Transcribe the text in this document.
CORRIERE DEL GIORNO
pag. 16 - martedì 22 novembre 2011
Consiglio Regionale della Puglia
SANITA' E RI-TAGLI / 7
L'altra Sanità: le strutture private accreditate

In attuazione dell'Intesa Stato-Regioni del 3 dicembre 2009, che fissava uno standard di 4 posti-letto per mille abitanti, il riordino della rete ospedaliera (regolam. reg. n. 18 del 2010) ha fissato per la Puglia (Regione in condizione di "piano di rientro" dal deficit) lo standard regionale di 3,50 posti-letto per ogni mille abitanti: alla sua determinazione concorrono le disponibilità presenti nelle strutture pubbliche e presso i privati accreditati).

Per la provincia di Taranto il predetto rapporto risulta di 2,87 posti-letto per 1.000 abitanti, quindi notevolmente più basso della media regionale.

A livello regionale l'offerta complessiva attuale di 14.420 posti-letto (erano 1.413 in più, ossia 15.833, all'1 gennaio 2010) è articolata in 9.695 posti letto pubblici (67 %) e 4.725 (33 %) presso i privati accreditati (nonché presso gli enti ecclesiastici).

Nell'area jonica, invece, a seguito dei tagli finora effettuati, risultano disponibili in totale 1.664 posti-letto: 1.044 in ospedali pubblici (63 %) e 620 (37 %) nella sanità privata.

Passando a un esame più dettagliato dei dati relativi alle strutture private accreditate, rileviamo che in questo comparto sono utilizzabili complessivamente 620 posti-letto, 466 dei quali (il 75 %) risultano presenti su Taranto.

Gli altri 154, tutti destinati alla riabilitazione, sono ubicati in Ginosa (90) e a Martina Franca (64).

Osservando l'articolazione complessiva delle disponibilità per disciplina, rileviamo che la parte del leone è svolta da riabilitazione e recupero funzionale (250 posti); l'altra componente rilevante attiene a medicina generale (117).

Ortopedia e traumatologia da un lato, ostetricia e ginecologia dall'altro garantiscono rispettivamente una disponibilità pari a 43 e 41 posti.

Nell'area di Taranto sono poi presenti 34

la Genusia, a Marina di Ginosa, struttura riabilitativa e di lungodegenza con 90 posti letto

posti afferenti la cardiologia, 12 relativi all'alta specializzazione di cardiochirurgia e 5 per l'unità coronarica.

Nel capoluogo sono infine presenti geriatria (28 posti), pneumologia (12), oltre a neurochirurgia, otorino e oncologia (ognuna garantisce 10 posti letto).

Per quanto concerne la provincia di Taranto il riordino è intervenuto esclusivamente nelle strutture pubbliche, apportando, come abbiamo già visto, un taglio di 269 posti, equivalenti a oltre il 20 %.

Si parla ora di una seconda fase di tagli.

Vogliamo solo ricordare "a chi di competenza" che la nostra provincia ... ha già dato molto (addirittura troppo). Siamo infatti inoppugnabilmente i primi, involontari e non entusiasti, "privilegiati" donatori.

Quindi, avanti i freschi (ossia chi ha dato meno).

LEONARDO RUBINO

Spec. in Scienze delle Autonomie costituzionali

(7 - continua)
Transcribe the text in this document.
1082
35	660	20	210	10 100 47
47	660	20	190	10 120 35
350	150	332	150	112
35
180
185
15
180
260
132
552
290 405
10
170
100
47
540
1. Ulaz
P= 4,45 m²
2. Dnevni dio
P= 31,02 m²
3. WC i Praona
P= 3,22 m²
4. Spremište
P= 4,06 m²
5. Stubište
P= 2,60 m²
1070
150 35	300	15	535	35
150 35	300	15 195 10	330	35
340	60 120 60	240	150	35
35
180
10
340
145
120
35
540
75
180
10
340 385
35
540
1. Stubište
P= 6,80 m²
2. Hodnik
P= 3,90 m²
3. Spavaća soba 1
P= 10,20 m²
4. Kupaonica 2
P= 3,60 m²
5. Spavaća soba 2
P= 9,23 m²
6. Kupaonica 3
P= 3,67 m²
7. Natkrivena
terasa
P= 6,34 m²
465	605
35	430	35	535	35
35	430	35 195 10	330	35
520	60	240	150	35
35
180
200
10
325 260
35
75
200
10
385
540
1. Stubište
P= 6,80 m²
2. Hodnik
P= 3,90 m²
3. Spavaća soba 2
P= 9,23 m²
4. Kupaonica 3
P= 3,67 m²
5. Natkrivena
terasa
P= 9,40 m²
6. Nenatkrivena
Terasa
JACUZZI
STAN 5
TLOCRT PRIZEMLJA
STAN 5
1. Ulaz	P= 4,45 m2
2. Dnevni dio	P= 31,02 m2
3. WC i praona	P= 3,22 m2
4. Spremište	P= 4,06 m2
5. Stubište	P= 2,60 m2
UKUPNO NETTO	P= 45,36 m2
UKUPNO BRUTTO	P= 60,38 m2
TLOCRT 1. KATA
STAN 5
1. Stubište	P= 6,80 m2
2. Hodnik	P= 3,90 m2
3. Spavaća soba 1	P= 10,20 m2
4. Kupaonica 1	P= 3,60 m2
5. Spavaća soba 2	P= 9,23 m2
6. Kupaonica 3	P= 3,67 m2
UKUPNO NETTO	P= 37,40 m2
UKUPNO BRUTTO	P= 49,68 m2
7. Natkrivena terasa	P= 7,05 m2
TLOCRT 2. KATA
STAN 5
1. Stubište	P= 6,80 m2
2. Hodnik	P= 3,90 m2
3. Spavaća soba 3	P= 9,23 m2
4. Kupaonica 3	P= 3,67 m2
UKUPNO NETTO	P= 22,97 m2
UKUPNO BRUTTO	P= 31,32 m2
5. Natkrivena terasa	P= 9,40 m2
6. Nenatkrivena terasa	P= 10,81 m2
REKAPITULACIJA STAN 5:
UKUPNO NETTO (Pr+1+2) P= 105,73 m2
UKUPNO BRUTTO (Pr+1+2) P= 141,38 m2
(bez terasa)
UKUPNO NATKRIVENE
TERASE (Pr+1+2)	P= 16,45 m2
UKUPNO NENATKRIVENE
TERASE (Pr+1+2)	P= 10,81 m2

**WORK INSTRUCTIONS**
Look over the listing. Pull out every line with the string "abitanti" in it.

**FINAL RESULT**
In attuazione dell'Intesa Stato-Regioni del 3 dicembre 2009, che fissava uno standard di 4 posti-letto per mille abitanti, il riordino della rete ospedaliera (regolam. reg. n. 18 del 2010) ha fissato per la Puglia (Regione in condizione di "piano di rientro" dal deficit) lo standard regionale di 3,50 posti-letto per ogni mille abitanti: alla sua determinazione concorrono le disponibilità presenti nelle strutture pubbliche e presso i privati accreditati).
Per la provincia di Taranto il predetto rapporto risulta di 2,87 posti-letto per 1.000 abitanti, quindi notevolmente più basso della media regionale.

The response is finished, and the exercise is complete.